Start of RECORD EXCERPTS

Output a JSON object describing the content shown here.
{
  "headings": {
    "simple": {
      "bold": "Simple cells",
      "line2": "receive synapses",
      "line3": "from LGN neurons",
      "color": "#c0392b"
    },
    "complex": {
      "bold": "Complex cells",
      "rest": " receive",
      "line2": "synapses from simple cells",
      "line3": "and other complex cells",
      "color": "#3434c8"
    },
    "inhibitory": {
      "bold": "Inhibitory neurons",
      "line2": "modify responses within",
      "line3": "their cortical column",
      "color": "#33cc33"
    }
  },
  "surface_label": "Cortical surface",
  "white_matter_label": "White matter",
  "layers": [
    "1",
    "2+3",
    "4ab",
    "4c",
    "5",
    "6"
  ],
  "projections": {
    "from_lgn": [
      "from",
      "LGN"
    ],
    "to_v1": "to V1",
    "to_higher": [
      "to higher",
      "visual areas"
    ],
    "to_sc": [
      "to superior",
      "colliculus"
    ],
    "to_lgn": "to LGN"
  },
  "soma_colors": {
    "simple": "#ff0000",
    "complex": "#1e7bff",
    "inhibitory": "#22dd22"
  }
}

End of RECORD EXCERPTS

:: WHAT YOU NEED TO DO ::
Please transcribe every entry above exactly as it appears.

:: RESPONSE TO THE TASK ::
Output a JSON object describing the content shown here.
{
  "headings": {
    "simple": {
      "bold": "Simple cells",
      "line2": "receive synapses",
      "line3": "from LGN neurons",
      "color": "#c0392b"
    },
    "complex": {
      "bold": "Complex cells",
      "rest": " receive",
      "line2": "synapses from simple cells",
      "line3": "and other complex cells",
      "color": "#3434c8"
    },
    "inhibitory": {
      "bold": "Inhibitory neurons",
      "line2": "modify responses within",
      "line3": "their cortical column",
      "color": "#33cc33"
    }
  },
  "surface_label": "Cortical surface",
  "white_matter_label": "White matter",
  "layers": [
    "1",
    "2+3",
    "4ab",
    "4c",
    "5",
    "6"
  ],
  "projections": {
    "from_lgn": [
      "from",
      "LGN"
    ],
    "to_v1": "to V1",
    "to_higher": [
      "to higher",
      "visual areas"
    ],
    "to_sc": [
      "to superior",
      "colliculus"
    ],
    "to_lgn": "to LGN"
  },
  "soma_colors": {
    "simple": "#ff0000",
    "complex": "#1e7bff",
    "inhibitory": "#22dd22"
  }
}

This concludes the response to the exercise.